## What is required:
Using the listing below, report all lines holding the word "back".

## Entries shown:

▶

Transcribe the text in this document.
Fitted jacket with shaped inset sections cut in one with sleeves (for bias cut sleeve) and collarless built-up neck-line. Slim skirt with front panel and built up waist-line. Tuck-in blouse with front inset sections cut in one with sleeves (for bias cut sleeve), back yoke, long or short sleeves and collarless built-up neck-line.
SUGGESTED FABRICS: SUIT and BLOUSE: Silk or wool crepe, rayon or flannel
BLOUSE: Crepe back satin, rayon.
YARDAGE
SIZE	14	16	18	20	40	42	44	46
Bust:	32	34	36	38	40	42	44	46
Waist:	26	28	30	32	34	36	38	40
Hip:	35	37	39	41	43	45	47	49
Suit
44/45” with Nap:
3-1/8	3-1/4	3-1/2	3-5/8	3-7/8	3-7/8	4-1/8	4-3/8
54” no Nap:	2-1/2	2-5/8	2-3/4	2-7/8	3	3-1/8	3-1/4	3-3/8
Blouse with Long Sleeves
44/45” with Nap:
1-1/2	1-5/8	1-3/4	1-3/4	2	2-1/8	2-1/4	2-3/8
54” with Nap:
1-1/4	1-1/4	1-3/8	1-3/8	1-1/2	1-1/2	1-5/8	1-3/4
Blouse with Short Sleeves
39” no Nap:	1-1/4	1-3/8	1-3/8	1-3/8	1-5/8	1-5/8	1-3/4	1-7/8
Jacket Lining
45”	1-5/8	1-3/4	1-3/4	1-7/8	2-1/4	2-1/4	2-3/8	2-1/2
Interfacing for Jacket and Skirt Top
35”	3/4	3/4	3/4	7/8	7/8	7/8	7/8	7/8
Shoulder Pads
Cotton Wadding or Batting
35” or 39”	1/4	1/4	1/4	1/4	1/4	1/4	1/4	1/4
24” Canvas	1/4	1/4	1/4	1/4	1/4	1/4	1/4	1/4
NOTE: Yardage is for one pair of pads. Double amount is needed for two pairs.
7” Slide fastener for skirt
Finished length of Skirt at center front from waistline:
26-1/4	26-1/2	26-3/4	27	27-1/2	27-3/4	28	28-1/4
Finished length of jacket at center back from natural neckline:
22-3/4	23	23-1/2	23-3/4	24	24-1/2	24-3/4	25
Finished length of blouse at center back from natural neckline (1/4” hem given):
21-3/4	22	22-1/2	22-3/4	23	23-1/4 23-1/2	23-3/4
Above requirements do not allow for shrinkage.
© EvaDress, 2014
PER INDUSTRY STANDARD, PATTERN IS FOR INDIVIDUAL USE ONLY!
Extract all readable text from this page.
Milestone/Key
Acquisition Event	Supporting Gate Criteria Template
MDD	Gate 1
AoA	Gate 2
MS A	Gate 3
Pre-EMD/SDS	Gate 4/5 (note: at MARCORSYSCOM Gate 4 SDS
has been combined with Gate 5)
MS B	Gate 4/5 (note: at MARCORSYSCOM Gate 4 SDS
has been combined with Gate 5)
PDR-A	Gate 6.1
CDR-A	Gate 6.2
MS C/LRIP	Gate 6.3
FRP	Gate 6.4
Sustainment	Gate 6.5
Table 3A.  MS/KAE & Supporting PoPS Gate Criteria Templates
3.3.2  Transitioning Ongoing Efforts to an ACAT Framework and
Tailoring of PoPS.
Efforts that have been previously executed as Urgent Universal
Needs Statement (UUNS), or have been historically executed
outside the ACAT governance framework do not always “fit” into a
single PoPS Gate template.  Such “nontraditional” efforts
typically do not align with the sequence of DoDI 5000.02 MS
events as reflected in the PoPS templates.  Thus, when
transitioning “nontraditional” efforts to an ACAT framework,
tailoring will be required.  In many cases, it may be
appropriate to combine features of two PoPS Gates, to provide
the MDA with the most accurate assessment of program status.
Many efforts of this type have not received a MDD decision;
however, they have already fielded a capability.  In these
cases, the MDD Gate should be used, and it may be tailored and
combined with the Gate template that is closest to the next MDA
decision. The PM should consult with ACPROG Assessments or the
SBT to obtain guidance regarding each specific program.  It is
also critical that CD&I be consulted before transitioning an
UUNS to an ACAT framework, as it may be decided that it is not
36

◀

## Right answer:
Fitted jacket with shaped inset sections cut in one with sleeves (for bias cut sleeve) and collarless built-up neck-line. Slim skirt with front panel and built up waist-line. Tuck-in blouse with front inset sections cut in one with sleeves (for bias cut sleeve), back yoke, long or short sleeves and collarless built-up neck-line.
BLOUSE: Crepe back satin, rayon.
Finished length of jacket at center back from natural neckline:
Finished length of blouse at center back from natural neckline (1/4” hem given):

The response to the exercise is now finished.